- [Your task]
Hunt for the word "density" across the entries below, copying each line that holds it.
** Start Material for this task **
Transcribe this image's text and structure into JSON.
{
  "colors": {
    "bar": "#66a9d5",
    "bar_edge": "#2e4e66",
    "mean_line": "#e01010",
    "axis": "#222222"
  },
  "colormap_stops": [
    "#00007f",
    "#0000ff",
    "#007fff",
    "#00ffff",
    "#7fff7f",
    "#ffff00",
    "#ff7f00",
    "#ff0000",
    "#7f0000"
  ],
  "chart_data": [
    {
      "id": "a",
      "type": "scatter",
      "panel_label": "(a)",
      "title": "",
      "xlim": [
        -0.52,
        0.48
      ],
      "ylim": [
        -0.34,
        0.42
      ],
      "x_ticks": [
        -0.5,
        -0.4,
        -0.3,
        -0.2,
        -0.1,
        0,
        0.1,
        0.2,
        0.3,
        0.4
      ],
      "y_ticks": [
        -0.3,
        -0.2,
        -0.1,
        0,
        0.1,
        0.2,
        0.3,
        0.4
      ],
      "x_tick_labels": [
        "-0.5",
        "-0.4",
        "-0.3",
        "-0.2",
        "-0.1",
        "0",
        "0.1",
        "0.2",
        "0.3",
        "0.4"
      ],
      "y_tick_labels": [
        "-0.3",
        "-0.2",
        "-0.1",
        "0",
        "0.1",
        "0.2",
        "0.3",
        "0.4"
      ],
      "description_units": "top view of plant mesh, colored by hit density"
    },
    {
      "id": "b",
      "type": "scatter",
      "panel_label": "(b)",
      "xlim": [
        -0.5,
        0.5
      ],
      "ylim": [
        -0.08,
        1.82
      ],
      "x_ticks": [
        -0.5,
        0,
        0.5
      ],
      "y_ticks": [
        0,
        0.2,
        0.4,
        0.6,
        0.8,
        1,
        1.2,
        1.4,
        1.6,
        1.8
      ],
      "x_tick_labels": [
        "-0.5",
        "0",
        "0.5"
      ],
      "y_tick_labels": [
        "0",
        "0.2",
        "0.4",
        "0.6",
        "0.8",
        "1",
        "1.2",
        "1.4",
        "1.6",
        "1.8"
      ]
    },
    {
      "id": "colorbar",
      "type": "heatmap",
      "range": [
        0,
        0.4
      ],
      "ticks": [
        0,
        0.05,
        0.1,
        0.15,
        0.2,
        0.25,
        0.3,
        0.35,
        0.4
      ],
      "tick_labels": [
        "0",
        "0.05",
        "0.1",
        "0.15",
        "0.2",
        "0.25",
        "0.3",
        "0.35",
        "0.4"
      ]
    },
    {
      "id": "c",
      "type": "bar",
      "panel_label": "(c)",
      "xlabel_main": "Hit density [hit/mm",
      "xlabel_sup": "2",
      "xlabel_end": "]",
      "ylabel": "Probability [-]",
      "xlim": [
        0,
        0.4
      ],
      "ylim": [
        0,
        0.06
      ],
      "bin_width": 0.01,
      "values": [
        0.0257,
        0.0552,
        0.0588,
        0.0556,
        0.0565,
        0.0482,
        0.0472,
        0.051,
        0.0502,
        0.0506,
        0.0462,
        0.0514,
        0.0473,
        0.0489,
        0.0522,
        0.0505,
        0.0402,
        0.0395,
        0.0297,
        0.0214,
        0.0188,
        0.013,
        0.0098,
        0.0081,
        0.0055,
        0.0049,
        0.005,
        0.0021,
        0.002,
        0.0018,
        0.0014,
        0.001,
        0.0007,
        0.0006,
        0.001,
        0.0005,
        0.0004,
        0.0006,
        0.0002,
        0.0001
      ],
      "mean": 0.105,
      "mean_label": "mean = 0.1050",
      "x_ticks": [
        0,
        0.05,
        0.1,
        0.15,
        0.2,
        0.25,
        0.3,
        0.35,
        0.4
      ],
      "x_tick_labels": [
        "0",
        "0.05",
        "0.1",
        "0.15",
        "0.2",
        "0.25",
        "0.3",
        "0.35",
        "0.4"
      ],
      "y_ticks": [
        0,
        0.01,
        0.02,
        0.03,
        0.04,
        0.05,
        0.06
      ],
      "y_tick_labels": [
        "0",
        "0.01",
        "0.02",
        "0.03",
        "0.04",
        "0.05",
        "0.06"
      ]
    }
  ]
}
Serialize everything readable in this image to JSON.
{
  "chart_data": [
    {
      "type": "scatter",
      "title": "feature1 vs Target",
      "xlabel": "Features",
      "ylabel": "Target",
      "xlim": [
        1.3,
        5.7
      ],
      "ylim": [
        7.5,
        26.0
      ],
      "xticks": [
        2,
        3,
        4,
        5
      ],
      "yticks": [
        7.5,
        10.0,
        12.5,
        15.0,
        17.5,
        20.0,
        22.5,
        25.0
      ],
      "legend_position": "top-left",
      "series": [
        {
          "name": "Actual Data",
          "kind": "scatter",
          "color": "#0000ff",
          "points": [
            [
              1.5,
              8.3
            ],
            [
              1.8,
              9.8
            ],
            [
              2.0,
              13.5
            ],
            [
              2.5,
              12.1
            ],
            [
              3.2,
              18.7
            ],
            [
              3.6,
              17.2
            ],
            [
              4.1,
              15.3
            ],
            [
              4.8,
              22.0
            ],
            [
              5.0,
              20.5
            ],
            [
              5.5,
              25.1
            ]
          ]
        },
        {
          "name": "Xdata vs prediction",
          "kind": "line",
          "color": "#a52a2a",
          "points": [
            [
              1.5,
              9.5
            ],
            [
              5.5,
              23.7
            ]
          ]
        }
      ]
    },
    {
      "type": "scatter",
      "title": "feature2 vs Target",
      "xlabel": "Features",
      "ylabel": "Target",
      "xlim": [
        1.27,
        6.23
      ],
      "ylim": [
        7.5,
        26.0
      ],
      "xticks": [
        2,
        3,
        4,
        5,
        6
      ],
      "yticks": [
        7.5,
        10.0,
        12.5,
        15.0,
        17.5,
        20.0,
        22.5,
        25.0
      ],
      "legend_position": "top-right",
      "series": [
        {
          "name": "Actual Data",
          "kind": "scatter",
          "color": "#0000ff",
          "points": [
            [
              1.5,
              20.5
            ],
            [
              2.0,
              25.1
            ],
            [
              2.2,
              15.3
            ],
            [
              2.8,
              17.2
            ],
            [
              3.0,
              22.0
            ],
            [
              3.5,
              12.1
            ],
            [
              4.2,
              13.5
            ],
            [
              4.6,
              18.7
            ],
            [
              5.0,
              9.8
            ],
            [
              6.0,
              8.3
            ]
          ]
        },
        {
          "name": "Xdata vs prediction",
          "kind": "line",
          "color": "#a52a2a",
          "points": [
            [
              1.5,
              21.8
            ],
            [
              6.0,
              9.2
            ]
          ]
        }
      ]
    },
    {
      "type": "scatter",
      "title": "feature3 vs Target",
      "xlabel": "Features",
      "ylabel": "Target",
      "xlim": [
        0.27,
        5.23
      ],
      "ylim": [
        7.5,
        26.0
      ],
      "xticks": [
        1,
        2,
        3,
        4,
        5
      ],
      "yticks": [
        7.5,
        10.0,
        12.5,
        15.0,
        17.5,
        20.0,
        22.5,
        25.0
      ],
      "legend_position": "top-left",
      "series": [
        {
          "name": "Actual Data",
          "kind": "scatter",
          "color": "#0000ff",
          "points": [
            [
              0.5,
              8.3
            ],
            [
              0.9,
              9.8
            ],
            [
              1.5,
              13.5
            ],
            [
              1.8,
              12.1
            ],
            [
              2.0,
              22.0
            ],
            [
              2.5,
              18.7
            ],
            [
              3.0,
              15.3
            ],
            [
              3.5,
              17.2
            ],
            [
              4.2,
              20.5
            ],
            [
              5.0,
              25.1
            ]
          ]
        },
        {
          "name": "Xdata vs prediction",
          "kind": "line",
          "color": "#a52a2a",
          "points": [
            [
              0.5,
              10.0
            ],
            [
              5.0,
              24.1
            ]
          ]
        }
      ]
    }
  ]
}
** End Material for this task **
- [Result for this task]
      "description_units": "top view of plant mesh, colored by hit density"
      "xlabel_main": "Hit density [hit/mm",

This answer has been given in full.